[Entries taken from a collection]
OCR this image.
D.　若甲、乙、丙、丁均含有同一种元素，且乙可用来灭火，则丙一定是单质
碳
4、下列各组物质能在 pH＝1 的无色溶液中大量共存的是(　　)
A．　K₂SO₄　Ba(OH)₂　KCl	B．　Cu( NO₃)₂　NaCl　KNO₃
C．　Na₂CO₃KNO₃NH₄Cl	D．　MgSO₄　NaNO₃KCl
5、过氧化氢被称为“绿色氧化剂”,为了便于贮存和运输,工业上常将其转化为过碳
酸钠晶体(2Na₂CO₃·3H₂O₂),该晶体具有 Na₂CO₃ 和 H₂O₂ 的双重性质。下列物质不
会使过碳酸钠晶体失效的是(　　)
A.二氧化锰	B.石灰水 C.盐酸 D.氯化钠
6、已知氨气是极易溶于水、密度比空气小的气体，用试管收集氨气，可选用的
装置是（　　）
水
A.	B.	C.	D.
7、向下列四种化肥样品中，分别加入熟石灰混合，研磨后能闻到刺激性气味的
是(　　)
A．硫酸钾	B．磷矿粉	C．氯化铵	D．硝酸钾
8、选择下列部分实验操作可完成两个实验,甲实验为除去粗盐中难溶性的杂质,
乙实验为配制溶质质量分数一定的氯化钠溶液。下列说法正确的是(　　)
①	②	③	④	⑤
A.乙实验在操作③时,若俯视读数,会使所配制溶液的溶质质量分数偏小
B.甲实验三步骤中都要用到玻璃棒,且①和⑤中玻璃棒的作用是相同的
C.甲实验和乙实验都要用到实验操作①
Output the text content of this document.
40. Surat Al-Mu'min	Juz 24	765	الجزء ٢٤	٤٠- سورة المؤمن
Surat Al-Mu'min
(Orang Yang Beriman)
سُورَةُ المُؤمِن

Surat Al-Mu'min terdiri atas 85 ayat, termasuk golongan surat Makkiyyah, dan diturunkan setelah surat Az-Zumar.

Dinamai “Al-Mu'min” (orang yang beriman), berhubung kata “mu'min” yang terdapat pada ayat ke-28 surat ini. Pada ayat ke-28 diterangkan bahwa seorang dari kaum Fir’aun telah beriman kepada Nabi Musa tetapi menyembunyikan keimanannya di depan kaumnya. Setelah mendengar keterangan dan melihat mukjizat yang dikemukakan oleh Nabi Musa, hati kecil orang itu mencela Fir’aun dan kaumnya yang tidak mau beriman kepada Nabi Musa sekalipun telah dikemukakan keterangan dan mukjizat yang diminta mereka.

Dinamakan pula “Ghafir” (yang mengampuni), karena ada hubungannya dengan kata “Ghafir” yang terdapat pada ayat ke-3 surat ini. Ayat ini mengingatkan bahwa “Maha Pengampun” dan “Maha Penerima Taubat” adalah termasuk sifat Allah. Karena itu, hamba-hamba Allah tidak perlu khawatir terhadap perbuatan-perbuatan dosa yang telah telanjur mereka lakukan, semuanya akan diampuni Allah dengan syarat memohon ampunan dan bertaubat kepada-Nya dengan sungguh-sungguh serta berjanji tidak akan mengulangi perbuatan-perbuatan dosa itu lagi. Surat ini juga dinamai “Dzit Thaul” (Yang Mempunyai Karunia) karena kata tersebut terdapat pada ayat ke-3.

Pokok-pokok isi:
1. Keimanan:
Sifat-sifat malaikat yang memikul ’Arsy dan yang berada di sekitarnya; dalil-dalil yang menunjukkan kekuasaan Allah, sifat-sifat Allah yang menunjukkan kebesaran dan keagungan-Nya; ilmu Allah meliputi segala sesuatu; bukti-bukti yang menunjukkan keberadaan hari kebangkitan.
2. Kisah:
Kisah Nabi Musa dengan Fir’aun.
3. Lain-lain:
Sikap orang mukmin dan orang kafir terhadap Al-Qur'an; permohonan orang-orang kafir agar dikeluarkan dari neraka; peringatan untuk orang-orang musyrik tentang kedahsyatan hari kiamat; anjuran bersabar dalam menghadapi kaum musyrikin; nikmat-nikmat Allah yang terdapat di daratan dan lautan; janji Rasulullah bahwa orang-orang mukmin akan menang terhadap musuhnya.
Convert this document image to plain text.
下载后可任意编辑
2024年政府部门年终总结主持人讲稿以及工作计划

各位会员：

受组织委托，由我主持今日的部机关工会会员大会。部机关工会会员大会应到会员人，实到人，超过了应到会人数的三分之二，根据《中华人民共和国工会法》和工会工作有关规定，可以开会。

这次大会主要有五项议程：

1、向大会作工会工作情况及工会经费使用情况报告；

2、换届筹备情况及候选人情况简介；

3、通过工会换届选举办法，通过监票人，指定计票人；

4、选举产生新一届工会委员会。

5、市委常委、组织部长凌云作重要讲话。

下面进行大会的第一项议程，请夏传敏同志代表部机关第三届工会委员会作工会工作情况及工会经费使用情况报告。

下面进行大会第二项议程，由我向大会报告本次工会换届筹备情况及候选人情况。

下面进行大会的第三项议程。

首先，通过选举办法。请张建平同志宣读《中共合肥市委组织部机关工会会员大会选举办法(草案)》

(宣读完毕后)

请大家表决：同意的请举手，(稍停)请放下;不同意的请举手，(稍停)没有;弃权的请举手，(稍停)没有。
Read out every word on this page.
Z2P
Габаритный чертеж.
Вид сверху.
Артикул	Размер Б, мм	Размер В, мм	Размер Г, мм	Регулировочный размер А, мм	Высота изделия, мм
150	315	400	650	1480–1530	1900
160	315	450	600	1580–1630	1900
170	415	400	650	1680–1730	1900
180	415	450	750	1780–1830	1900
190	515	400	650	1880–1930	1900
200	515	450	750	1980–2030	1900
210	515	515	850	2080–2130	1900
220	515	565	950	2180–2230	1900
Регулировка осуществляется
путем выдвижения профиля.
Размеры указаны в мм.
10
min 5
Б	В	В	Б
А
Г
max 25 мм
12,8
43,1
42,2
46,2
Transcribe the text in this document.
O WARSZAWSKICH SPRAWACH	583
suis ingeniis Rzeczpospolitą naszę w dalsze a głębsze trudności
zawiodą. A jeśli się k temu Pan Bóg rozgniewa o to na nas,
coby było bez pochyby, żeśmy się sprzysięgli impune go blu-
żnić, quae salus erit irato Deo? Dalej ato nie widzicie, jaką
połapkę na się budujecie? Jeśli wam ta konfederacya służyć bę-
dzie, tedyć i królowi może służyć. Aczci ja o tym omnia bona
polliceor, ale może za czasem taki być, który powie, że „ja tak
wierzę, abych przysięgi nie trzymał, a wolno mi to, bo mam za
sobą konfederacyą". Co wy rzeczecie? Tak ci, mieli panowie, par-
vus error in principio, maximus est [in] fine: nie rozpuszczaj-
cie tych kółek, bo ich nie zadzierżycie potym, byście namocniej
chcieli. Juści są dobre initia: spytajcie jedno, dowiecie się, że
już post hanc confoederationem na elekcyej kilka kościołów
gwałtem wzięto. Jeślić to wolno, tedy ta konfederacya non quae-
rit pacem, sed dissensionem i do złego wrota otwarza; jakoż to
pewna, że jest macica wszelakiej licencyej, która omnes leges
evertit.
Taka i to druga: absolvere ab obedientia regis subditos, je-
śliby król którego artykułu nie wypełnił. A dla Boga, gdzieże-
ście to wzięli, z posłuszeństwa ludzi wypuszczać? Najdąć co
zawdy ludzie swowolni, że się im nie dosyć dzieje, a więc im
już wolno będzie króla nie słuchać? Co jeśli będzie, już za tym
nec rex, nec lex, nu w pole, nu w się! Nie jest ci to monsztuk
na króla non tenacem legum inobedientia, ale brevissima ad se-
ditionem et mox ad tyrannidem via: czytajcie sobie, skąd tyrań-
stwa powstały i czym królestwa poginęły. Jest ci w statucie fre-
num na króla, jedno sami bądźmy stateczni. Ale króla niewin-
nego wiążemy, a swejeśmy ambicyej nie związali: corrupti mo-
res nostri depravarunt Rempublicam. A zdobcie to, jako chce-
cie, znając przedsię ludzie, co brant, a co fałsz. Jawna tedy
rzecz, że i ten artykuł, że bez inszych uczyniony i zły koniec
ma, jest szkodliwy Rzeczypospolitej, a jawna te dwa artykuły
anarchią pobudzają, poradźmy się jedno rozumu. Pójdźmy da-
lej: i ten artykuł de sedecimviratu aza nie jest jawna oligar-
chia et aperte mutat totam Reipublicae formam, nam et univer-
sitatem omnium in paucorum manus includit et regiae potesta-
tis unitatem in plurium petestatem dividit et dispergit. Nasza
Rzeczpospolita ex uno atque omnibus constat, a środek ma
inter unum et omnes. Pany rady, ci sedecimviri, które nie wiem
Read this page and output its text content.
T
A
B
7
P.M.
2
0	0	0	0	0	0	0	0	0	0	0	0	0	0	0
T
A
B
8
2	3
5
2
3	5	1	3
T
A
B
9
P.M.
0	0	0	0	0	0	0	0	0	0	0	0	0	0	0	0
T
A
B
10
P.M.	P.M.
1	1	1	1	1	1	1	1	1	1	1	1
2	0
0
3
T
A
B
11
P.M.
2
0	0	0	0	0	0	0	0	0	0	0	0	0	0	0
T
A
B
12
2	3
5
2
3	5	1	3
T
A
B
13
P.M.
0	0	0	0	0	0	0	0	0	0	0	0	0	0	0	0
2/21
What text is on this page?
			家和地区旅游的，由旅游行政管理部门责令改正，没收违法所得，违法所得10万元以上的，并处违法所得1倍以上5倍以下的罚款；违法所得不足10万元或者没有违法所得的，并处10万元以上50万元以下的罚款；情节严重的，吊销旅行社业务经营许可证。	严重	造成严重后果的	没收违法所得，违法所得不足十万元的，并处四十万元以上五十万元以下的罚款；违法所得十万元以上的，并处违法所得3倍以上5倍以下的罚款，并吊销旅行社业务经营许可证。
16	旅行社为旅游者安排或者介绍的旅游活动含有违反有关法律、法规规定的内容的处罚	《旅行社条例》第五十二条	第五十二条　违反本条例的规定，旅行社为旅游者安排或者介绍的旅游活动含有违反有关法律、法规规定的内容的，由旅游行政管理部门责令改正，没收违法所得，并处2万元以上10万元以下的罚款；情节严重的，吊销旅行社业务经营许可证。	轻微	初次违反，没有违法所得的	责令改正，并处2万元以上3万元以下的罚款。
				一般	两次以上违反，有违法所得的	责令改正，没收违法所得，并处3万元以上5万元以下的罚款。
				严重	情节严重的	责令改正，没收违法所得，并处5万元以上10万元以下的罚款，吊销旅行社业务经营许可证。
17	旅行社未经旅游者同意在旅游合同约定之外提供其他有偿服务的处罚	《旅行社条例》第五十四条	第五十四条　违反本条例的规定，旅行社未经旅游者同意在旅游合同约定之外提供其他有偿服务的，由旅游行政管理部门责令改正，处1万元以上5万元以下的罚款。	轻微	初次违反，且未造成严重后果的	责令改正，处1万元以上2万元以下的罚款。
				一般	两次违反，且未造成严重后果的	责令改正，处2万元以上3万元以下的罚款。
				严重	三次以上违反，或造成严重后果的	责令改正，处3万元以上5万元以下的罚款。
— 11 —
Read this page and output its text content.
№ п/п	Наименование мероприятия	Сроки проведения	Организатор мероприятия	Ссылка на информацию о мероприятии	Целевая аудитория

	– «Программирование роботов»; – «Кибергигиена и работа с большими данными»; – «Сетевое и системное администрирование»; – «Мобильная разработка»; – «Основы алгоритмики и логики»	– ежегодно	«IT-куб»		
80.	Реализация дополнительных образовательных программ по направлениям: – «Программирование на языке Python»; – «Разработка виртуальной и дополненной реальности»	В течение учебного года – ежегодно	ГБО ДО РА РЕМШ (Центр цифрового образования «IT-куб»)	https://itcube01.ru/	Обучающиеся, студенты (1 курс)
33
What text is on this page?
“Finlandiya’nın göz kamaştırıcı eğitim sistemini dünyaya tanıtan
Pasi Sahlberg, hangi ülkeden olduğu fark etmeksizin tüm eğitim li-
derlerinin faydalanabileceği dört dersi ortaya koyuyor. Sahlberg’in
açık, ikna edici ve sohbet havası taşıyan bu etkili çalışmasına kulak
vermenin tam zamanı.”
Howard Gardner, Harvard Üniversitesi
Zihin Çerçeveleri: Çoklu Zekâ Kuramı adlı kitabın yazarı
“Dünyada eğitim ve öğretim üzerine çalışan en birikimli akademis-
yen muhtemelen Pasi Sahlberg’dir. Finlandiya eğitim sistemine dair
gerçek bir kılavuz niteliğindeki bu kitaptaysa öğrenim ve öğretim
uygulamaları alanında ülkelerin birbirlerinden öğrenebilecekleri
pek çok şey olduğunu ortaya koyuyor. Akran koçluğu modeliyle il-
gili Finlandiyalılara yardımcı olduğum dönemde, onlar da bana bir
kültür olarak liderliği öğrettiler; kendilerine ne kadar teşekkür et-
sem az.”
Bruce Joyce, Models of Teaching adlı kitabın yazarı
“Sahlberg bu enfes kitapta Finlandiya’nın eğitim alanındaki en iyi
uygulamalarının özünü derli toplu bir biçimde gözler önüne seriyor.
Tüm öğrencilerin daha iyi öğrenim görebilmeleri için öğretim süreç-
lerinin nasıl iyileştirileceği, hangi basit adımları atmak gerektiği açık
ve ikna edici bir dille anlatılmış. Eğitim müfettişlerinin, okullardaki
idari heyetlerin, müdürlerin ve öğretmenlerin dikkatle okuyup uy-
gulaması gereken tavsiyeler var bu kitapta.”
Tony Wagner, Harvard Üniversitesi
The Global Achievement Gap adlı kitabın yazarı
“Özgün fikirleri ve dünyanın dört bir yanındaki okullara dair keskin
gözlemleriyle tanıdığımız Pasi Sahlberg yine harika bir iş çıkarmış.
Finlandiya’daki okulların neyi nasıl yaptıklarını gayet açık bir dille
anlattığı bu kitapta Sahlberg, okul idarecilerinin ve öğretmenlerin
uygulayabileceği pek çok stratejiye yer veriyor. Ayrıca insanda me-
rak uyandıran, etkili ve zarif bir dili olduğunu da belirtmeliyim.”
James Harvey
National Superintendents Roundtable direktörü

→ What you should do:
Of the lines above, copy each that contains "etkili".

→ The result:
açık, ikna edici ve sohbet havası taşıyan bu etkili çalışmasına kulak
rak uyandıran, etkili ve zarif bir dili olduğunu da belirtmeliyim.”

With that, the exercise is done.